DIRECTIONS: Give the count of lines in the data that include "category", with no other words.

Figure dataset records:
━━━━━━━━━━

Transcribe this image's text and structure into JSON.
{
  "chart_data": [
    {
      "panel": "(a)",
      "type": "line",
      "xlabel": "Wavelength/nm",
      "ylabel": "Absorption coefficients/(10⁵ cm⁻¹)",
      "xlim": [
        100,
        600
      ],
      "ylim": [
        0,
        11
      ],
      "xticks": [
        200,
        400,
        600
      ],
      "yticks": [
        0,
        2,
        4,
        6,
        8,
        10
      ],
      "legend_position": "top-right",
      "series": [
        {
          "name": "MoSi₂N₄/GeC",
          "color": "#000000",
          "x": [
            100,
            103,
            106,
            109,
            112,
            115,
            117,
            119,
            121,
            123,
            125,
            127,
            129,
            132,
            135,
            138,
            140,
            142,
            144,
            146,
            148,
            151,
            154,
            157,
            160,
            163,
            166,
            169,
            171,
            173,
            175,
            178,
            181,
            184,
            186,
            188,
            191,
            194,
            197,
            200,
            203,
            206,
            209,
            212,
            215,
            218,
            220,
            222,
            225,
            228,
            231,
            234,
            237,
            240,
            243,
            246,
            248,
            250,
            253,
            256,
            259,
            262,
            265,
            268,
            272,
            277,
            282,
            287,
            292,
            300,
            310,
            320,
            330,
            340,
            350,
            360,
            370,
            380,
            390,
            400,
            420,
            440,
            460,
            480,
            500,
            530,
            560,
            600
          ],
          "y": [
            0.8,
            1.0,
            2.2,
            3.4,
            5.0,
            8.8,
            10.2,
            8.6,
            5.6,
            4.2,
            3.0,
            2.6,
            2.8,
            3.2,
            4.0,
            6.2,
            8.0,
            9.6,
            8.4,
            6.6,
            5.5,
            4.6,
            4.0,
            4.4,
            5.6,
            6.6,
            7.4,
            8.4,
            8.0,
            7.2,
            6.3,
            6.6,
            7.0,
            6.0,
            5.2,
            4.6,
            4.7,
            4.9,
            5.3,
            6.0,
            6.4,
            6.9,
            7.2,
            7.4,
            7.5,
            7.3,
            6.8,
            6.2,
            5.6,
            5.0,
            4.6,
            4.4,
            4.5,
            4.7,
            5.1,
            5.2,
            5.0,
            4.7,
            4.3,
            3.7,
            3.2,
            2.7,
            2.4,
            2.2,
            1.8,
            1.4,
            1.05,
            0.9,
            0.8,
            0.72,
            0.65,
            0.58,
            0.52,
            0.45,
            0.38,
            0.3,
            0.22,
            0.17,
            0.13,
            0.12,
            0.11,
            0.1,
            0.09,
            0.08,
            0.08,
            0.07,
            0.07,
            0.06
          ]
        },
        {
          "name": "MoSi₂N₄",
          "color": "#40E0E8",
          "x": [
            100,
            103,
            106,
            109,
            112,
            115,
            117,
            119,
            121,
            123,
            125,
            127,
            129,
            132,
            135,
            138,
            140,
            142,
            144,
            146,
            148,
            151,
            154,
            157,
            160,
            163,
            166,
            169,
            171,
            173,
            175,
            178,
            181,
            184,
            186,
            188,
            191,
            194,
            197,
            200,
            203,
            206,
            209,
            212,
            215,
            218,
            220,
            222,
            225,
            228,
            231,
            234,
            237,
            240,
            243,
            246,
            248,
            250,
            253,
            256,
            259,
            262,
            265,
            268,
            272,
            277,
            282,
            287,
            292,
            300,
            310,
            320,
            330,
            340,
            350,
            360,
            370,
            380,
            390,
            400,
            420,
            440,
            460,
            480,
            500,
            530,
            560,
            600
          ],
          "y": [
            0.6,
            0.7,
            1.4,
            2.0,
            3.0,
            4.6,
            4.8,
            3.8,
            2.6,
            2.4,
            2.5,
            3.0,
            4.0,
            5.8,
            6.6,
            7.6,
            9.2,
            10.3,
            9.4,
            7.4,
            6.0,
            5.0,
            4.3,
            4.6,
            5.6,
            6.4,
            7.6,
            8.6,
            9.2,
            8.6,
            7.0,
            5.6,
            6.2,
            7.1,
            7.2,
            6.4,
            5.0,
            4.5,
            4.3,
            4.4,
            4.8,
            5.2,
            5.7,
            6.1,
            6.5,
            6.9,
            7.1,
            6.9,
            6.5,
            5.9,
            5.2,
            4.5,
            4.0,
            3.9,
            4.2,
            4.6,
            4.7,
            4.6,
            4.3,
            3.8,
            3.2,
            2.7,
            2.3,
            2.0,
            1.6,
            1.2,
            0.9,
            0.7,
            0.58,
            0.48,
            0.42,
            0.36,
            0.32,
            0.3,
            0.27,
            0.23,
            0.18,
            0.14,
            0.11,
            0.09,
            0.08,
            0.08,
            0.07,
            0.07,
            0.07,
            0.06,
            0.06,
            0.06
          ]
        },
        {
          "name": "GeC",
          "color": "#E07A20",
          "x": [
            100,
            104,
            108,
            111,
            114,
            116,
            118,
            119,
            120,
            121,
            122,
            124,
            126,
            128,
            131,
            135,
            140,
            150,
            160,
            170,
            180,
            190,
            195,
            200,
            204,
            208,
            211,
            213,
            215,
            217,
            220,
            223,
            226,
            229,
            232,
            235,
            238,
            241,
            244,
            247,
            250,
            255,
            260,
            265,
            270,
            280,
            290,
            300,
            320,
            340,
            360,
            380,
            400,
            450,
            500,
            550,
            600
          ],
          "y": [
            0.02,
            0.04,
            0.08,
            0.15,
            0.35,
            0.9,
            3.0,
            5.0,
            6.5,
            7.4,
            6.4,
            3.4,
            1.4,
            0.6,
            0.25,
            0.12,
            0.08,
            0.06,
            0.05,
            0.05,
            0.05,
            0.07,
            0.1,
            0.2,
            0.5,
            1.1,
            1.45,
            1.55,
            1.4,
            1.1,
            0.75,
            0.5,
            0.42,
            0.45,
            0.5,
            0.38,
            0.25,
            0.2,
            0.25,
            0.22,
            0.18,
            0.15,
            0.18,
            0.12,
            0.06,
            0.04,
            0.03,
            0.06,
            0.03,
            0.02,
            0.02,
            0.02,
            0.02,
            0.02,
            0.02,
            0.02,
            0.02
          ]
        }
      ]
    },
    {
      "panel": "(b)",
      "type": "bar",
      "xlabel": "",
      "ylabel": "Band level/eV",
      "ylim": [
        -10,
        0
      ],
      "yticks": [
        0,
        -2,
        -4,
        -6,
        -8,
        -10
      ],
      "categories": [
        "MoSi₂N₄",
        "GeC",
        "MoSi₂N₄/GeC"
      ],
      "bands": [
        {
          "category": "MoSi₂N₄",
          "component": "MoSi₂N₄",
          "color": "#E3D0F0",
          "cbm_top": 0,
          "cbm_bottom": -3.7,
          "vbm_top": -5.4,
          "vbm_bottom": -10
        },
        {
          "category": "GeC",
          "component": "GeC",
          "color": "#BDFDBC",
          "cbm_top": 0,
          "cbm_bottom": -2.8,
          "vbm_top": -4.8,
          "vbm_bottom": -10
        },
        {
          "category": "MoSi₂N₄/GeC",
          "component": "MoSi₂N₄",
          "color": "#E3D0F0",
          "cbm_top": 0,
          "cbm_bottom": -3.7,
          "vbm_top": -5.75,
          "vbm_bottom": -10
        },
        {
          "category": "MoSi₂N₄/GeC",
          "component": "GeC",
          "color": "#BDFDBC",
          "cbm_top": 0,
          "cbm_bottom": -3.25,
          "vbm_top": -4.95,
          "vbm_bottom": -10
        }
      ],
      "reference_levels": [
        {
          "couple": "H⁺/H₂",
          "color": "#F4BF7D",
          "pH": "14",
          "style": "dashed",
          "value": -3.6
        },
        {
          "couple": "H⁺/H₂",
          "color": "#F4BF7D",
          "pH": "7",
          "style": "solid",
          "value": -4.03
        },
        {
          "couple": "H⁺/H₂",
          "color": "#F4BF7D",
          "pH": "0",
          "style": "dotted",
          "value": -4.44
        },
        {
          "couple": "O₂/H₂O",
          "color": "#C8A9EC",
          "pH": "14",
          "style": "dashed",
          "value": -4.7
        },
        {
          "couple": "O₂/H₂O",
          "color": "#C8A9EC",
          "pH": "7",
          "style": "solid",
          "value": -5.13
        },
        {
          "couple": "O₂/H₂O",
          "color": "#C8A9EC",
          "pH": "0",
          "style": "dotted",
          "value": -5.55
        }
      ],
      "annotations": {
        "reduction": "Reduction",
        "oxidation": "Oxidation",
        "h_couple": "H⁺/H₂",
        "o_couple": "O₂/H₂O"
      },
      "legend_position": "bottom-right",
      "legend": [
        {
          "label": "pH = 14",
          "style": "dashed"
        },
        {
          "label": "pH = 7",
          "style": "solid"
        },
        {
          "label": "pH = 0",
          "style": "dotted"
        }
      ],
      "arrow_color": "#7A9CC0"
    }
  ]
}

━━━━━━━━━━

SOLUTION TO THE PROBLEM: 4